## Task brief
Search the data below for "What"; list each line that holds it.

↓↓↓

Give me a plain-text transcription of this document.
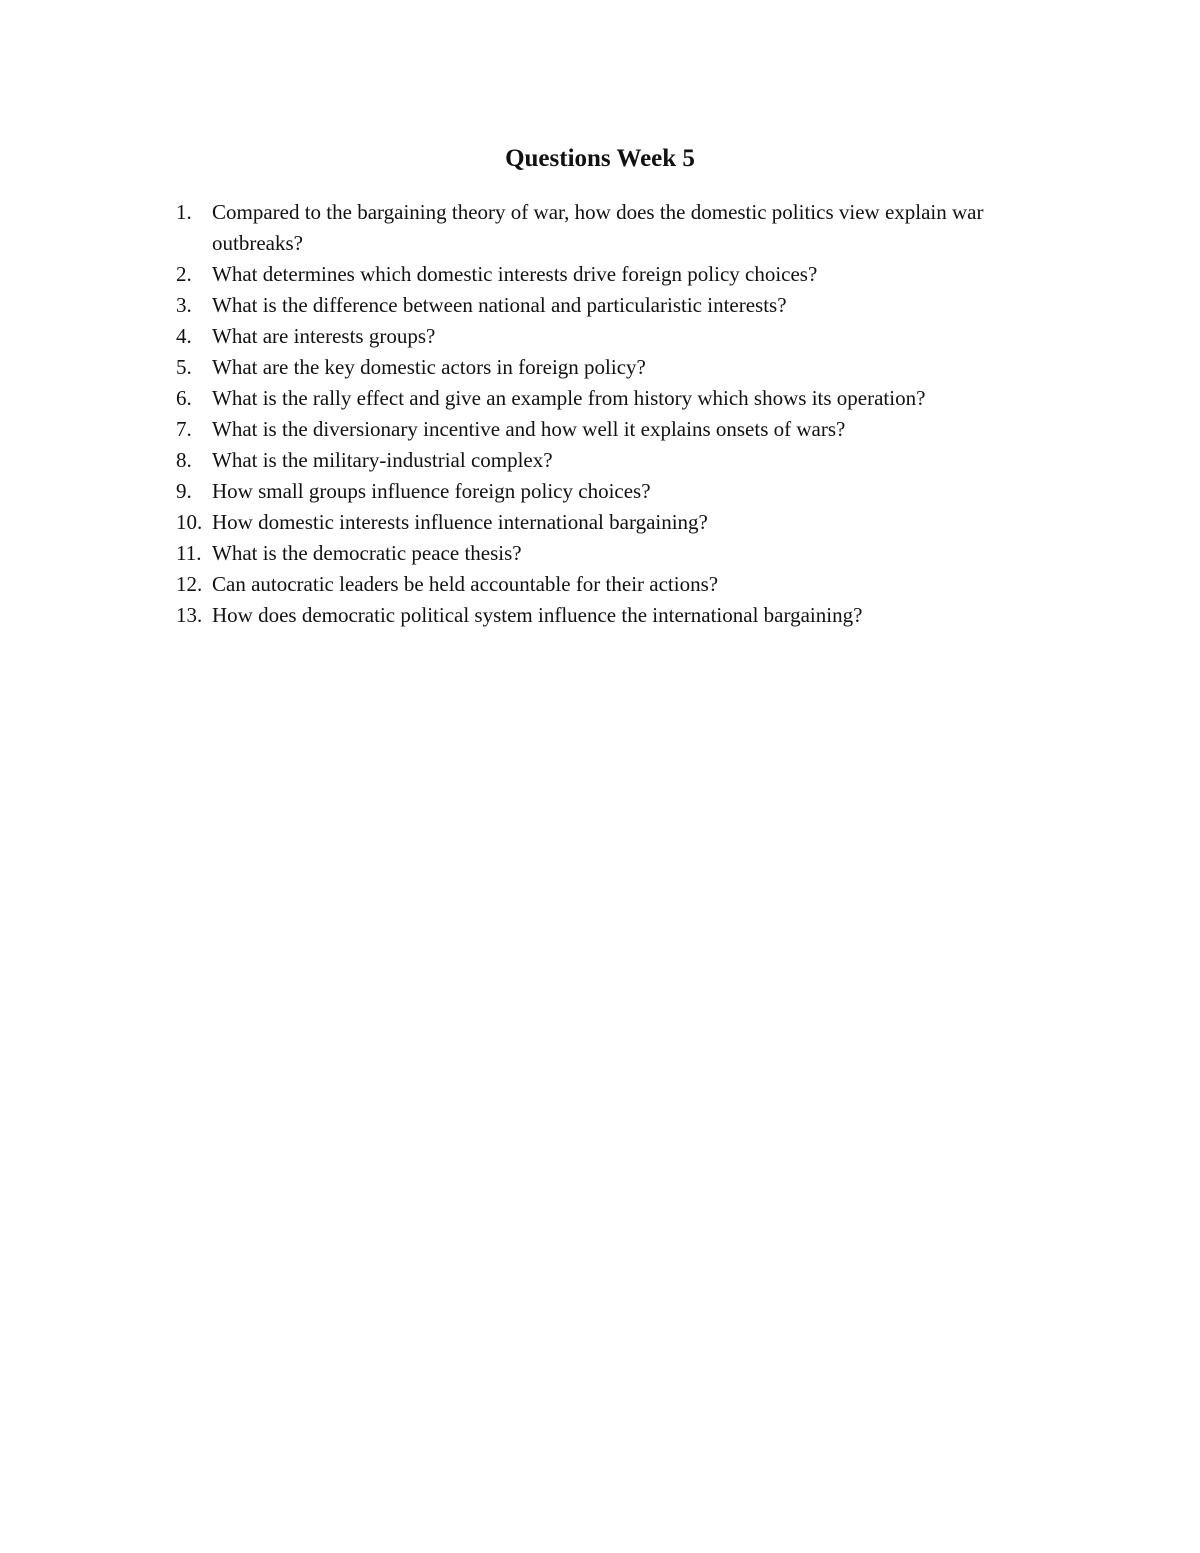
Questions Week 5
1. Compared to the bargaining theory of war, how does the domestic politics view explain war outbreaks?
2. What determines which domestic interests drive foreign policy choices?
3. What is the difference between national and particularistic interests?
4. What are interests groups?
5. What are the key domestic actors in foreign policy?
6. What is the rally effect and give an example from history which shows its operation?
7. What is the diversionary incentive and how well it explains onsets of wars?
8. What is the military-industrial complex?
9. How small groups influence foreign policy choices?
10. How domestic interests influence international bargaining?
11. What is the democratic peace thesis?
12. Can autocratic leaders be held accountable for their actions?
13. How does democratic political system influence the international bargaining?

↑↑↑

## Output of the task
2. What determines which domestic interests drive foreign policy choices?
3. What is the difference between national and particularistic interests?
4. What are interests groups?
5. What are the key domestic actors in foreign policy?
6. What is the rally effect and give an example from history which shows its operation?
7. What is the diversionary incentive and how well it explains onsets of wars?
8. What is the military-industrial complex?
11. What is the democratic peace thesis?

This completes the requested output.